[Records from a collection]
▶

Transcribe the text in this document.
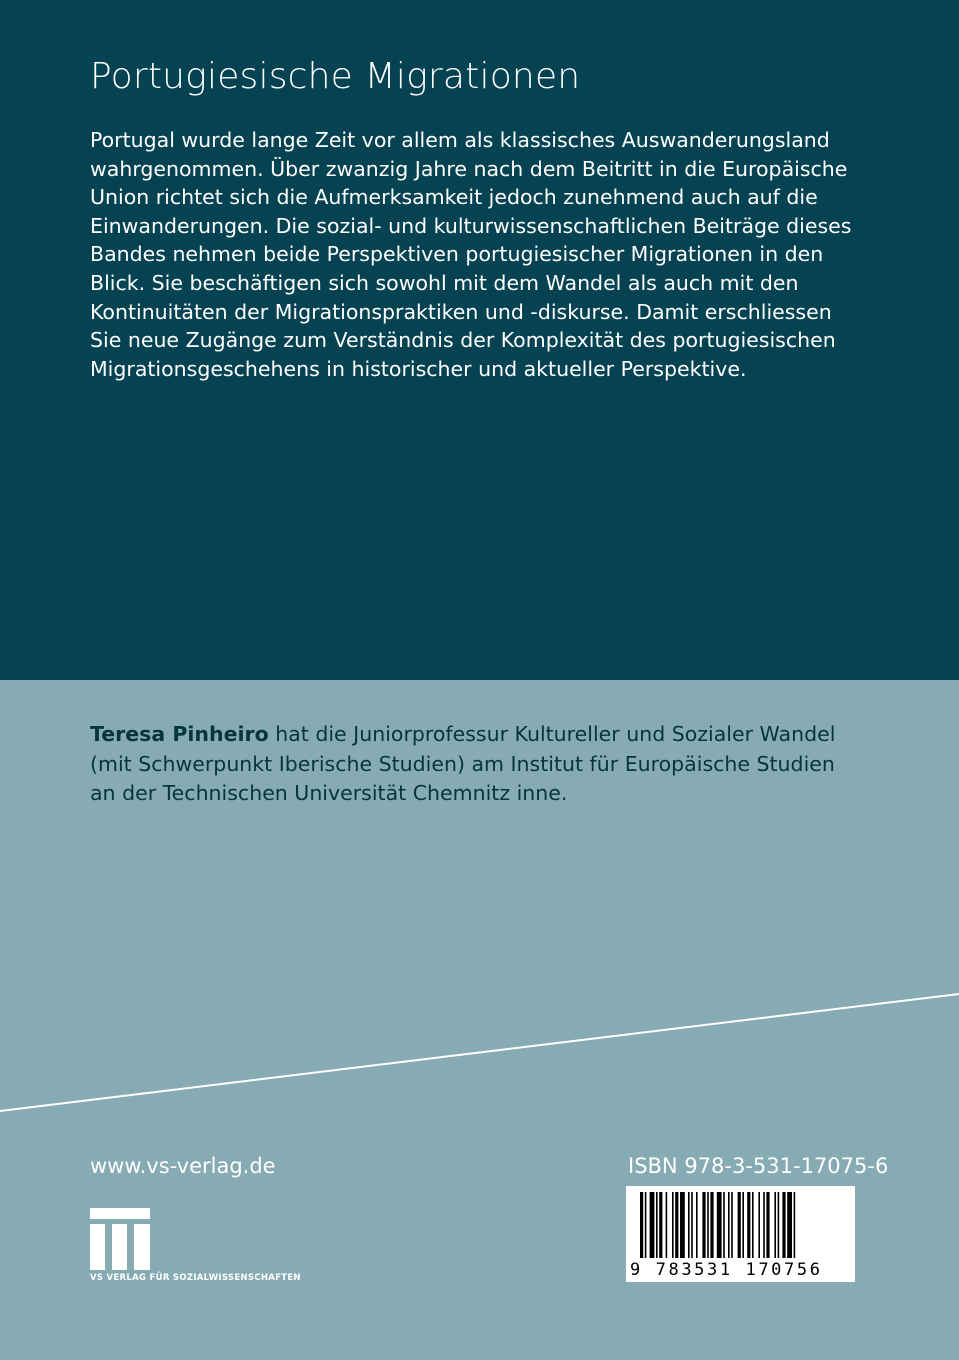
Portugiesische Migrationen

Portugal wurde lange Zeit vor allem als klassisches Auswanderungsland
wahrgenommen. Über zwanzig Jahre nach dem Beitritt in die Europäische
Union richtet sich die Aufmerksamkeit jedoch zunehmend auch auf die
Einwanderungen. Die sozial- und kulturwissenschaftlichen Beiträge dieses
Bandes nehmen beide Perspektiven portugiesischer Migrationen in den
Blick. Sie beschäftigen sich sowohl mit dem Wandel als auch mit den
Kontinuitäten der Migrationspraktiken und -diskurse. Damit erschliessen
Sie neue Zugänge zum Verständnis der Komplexität des portugiesischen
Migrationsgeschehens in historischer und aktueller Perspektive.

Teresa Pinheiro hat die Juniorprofessur Kultureller und Sozialer Wandel
(mit Schwerpunkt Iberische Studien) am Institut für Europäische Studien
an der Technischen Universität Chemnitz inne.

www.vs-verlag.de	ISBN 978-3-531-17075-6
9 783531 170756
VS VERLAG FÜR SOZIALWISSENSCHAFTEN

◀

Instructions to follow:
When you repeat the lines above, keep them exact and leave out each image they contain.

Your solution:
Transcribe the text in this document.
Portugiesische Migrationen

Portugal wurde lange Zeit vor allem als klassisches Auswanderungsland
wahrgenommen. Über zwanzig Jahre nach dem Beitritt in die Europäische
Union richtet sich die Aufmerksamkeit jedoch zunehmend auch auf die
Einwanderungen. Die sozial- und kulturwissenschaftlichen Beiträge dieses
Bandes nehmen beide Perspektiven portugiesischer Migrationen in den
Blick. Sie beschäftigen sich sowohl mit dem Wandel als auch mit den
Kontinuitäten der Migrationspraktiken und -diskurse. Damit erschliessen
Sie neue Zugänge zum Verständnis der Komplexität des portugiesischen
Migrationsgeschehens in historischer und aktueller Perspektive.

Teresa Pinheiro hat die Juniorprofessur Kultureller und Sozialer Wandel
(mit Schwerpunkt Iberische Studien) am Institut für Europäische Studien
an der Technischen Universität Chemnitz inne.

www.vs-verlag.de	ISBN 978-3-531-17075-6
9 783531 170756
VS VERLAG FÜR SOZIALWISSENSCHAFTEN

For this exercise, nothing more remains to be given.